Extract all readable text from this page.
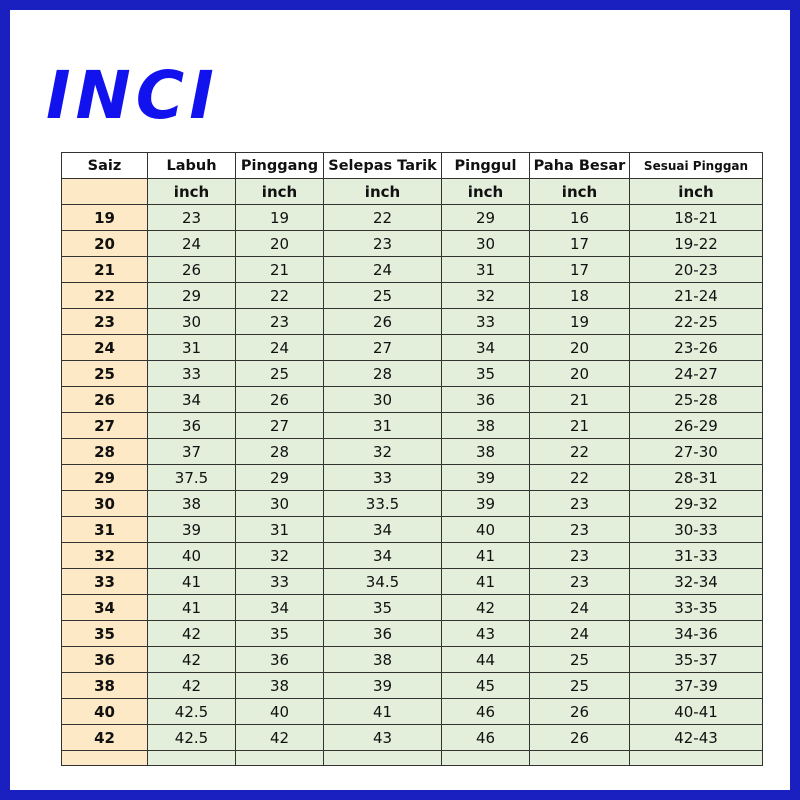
INCI
Saiz	Labuh	Pinggang	Selepas Tarik	Pinggul	Paha Besar	Sesuai Pinggan
	inch	inch	inch	inch	inch	inch
19	23	19	22	29	16	18-21
20	24	20	23	30	17	19-22
21	26	21	24	31	17	20-23
22	29	22	25	32	18	21-24
23	30	23	26	33	19	22-25
24	31	24	27	34	20	23-26
25	33	25	28	35	20	24-27
26	34	26	30	36	21	25-28
27	36	27	31	38	21	26-29
28	37	28	32	38	22	27-30
29	37.5	29	33	39	22	28-31
30	38	30	33.5	39	23	29-32
31	39	31	34	40	23	30-33
32	40	32	34	41	23	31-33
33	41	33	34.5	41	23	32-34
34	41	34	35	42	24	33-35
35	42	35	36	43	24	34-36
36	42	36	38	44	25	35-37
38	42	38	39	45	25	37-39
40	42.5	40	41	46	26	40-41
42	42.5	42	43	46	26	42-43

WHAT TO PRODUCE => Transcribe every entry word for word, but skip the pictures.

FULL RESPONSE =>
Extract all readable text from this page.
INCI
Saiz	Labuh	Pinggang	Selepas Tarik	Pinggul	Paha Besar	Sesuai Pinggan
	inch	inch	inch	inch	inch	inch
19	23	19	22	29	16	18-21
20	24	20	23	30	17	19-22
21	26	21	24	31	17	20-23
22	29	22	25	32	18	21-24
23	30	23	26	33	19	22-25
24	31	24	27	34	20	23-26
25	33	25	28	35	20	24-27
26	34	26	30	36	21	25-28
27	36	27	31	38	21	26-29
28	37	28	32	38	22	27-30
29	37.5	29	33	39	22	28-31
30	38	30	33.5	39	23	29-32
31	39	31	34	40	23	30-33
32	40	32	34	41	23	31-33
33	41	33	34.5	41	23	32-34
34	41	34	35	42	24	33-35
35	42	35	36	43	24	34-36
36	42	36	38	44	25	35-37
38	42	38	39	45	25	37-39
40	42.5	40	41	46	26	40-41
42	42.5	42	43	46	26	42-43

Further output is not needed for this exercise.